# [MATERIAL SUPPLIED]

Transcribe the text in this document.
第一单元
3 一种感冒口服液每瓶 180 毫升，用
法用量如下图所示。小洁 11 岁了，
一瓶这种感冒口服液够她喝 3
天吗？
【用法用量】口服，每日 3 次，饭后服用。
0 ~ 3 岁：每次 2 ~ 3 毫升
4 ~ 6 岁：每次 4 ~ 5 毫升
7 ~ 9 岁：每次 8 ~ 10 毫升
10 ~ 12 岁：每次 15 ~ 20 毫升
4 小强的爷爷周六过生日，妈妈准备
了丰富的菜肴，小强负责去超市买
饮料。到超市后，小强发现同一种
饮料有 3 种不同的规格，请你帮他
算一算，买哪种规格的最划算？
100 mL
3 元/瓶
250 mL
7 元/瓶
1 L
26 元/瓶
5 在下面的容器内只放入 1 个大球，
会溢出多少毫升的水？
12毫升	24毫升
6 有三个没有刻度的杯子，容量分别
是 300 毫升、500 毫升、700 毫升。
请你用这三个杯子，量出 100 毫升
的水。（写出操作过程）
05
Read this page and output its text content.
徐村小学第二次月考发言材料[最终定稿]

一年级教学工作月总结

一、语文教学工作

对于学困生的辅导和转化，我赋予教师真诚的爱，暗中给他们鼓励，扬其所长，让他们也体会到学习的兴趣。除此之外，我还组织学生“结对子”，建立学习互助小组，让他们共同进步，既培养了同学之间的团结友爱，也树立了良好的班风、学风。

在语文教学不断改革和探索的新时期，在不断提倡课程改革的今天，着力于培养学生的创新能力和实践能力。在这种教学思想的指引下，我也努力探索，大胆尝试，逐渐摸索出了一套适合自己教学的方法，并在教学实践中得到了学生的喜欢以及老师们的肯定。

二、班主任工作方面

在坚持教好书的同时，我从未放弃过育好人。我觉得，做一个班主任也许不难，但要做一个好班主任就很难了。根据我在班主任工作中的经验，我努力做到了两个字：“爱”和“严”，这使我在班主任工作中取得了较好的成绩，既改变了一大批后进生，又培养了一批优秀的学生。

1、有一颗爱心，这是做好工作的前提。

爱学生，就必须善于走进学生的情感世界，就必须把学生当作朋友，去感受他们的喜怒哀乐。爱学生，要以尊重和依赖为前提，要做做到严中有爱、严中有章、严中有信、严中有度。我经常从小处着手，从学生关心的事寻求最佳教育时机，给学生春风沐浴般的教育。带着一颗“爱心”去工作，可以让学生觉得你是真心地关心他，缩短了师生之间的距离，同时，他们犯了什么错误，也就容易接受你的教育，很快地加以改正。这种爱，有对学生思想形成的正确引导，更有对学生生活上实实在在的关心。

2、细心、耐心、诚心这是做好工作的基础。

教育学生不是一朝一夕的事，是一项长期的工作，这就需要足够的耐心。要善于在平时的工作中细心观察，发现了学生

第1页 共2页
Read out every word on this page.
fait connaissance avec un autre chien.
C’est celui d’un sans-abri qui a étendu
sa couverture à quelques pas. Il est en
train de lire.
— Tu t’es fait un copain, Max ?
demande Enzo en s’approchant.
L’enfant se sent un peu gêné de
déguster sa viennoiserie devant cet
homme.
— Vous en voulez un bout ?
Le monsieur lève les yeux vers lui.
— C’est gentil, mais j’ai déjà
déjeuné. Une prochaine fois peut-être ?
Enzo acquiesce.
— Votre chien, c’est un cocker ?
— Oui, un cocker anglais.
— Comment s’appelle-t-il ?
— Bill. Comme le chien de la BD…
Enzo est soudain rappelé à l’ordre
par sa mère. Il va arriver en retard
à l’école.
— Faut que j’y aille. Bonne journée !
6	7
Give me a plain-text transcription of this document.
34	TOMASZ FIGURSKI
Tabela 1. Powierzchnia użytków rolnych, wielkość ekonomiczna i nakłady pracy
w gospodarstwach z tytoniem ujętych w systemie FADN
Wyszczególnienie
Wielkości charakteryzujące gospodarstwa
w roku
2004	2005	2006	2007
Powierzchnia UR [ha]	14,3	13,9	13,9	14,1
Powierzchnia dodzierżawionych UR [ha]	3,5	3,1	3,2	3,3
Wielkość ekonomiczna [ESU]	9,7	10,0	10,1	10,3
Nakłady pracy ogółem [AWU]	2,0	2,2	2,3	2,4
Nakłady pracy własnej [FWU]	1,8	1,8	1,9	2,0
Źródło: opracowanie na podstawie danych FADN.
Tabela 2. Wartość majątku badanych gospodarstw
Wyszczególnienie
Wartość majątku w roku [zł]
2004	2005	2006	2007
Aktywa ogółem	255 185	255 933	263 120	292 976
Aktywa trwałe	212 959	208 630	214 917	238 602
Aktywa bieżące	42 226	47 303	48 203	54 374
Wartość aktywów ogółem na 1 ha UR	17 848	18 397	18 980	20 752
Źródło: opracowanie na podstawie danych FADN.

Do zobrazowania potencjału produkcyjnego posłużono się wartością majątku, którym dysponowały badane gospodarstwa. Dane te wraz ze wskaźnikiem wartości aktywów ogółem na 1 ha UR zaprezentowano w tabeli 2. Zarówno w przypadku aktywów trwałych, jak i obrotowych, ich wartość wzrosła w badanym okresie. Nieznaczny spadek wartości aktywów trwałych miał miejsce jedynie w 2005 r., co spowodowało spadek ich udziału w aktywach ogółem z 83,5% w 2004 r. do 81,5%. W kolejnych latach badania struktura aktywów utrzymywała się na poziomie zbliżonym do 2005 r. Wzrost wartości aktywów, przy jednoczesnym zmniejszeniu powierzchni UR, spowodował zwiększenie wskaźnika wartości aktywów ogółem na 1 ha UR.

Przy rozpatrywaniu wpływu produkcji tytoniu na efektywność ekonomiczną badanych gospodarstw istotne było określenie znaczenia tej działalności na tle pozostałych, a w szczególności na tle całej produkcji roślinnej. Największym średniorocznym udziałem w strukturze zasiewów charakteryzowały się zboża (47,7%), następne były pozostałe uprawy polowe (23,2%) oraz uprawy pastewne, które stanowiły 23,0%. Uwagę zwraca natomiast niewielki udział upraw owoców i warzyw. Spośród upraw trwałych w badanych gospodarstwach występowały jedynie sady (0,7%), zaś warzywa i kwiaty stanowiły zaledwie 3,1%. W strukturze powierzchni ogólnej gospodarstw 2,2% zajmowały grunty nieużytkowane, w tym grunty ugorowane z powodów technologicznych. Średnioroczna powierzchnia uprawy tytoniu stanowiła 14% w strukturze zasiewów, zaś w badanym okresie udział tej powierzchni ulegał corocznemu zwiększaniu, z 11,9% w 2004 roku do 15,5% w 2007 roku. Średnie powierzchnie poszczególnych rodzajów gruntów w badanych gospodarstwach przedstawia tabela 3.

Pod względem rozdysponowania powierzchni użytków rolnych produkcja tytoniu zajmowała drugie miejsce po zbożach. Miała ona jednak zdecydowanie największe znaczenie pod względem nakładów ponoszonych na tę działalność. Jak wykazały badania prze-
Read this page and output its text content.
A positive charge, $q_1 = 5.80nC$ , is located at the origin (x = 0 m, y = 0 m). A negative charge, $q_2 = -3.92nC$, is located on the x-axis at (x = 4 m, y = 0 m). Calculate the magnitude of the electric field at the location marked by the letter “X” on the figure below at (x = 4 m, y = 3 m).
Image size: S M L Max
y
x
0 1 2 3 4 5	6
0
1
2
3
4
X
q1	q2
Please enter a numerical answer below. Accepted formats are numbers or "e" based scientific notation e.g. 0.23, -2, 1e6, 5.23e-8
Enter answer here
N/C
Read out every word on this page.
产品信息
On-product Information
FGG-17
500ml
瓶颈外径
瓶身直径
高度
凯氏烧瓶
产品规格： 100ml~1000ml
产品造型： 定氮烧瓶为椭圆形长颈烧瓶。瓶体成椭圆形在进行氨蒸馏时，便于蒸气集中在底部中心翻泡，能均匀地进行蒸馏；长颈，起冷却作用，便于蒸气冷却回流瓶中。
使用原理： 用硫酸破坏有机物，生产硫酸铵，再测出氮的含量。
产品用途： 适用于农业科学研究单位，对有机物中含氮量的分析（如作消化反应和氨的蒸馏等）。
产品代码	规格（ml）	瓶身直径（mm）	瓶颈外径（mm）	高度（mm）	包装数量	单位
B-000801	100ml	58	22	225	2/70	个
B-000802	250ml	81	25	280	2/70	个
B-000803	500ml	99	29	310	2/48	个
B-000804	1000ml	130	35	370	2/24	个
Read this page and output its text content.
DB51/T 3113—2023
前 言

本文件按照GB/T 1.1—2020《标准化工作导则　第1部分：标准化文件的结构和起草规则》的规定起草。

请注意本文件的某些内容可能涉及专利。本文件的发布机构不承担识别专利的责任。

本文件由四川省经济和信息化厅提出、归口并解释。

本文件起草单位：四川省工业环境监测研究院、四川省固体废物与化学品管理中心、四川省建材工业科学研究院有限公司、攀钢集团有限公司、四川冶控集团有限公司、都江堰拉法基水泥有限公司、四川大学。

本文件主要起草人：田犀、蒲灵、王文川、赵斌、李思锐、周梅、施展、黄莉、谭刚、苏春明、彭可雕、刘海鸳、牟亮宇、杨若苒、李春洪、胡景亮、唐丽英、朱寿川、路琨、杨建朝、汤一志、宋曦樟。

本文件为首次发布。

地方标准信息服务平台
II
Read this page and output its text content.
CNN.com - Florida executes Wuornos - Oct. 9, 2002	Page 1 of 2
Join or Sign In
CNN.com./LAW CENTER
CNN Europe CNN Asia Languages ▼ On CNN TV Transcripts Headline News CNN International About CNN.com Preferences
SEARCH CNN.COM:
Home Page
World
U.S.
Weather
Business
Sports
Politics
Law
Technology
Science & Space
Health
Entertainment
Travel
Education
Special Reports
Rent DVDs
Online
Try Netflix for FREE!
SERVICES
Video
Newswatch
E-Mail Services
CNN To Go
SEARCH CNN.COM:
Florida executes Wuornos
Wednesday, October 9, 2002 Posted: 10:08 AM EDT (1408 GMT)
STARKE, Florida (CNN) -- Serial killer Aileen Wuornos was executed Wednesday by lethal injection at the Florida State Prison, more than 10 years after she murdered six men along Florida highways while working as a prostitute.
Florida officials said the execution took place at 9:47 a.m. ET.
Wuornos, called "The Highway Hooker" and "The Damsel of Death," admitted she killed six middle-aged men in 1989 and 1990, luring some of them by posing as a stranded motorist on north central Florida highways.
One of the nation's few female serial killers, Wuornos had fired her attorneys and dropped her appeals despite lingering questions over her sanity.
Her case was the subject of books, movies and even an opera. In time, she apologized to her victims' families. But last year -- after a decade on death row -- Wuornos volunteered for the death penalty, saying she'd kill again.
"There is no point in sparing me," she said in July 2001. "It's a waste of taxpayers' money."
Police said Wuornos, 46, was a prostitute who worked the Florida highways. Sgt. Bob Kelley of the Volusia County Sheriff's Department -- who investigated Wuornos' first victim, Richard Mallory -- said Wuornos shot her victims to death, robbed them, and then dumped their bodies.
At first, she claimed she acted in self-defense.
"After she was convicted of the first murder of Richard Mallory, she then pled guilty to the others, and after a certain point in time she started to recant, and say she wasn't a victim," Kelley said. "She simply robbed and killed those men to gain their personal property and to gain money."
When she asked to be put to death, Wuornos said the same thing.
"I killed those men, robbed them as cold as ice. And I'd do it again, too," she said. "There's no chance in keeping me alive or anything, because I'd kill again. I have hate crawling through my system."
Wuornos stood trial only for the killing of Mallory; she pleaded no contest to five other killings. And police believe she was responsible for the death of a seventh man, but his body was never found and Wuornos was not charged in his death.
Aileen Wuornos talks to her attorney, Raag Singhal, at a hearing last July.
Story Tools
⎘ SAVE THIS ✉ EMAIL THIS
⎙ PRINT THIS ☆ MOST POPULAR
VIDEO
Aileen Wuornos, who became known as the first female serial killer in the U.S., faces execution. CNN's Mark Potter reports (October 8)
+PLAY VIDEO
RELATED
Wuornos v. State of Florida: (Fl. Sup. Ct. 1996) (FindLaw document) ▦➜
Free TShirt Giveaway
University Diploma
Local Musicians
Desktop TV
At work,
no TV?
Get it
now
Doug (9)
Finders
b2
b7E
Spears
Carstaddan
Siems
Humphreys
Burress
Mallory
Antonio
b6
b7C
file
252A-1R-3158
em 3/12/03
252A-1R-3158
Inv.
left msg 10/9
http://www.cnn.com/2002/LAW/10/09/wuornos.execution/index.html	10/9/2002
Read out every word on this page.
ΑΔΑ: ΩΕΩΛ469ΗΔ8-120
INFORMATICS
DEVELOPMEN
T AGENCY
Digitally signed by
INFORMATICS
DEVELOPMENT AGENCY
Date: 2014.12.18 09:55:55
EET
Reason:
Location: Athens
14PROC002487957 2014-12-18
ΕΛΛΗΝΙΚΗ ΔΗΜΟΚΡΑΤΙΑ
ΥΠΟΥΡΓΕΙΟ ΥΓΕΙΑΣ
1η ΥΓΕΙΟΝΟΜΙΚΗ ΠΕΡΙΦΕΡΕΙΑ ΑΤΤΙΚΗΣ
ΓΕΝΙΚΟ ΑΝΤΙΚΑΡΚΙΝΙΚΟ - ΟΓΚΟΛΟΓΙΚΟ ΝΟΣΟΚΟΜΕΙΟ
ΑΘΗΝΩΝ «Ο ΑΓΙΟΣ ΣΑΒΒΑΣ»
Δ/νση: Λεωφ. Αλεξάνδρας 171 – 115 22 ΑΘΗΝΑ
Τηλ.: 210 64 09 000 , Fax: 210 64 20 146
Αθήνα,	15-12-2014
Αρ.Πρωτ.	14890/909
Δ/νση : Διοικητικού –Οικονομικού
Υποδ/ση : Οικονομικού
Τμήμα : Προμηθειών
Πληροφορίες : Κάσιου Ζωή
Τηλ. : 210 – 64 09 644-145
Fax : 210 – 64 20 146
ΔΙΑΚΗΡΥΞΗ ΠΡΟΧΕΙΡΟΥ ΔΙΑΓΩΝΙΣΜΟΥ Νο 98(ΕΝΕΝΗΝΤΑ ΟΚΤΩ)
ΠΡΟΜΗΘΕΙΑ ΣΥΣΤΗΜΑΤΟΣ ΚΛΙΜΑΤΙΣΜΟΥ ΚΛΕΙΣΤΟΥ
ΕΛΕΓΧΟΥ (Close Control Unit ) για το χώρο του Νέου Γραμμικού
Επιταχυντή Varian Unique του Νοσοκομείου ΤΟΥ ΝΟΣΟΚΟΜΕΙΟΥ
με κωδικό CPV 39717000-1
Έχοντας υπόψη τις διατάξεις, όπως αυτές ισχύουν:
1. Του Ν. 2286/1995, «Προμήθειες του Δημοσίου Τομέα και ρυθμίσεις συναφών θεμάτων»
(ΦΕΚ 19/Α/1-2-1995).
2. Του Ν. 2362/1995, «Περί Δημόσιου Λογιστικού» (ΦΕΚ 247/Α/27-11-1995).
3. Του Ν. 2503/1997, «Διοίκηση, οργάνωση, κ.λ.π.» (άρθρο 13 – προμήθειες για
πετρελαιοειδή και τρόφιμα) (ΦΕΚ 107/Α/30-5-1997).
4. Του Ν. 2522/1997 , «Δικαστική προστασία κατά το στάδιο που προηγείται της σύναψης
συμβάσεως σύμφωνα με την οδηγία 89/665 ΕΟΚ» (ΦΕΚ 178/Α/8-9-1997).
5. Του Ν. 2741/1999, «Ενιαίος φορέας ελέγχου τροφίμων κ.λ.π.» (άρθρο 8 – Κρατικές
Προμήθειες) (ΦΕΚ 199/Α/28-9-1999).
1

# [WRITTEN EXERCISE]
Gather each line in these records that contains the string "them".

# [SOLUTION TO THIS EXERCISE]
Wuornos, called "The Highway Hooker" and "The Damsel of Death," admitted she killed six middle-aged men in 1989 and 1990, luring some of them by posing as a stranded motorist on north central Florida highways.
Police said Wuornos, 46, was a prostitute who worked the Florida highways. Sgt. Bob Kelley of the Volusia County Sheriff's Department -- who investigated Wuornos' first victim, Richard Mallory -- said Wuornos shot her victims to death, robbed them, and then dumped their bodies.
"I killed those men, robbed them as cold as ice. And I'd do it again, too," she said. "There's no chance in keeping me alive or anything, because I'd kill again. I have hate crawling through my system."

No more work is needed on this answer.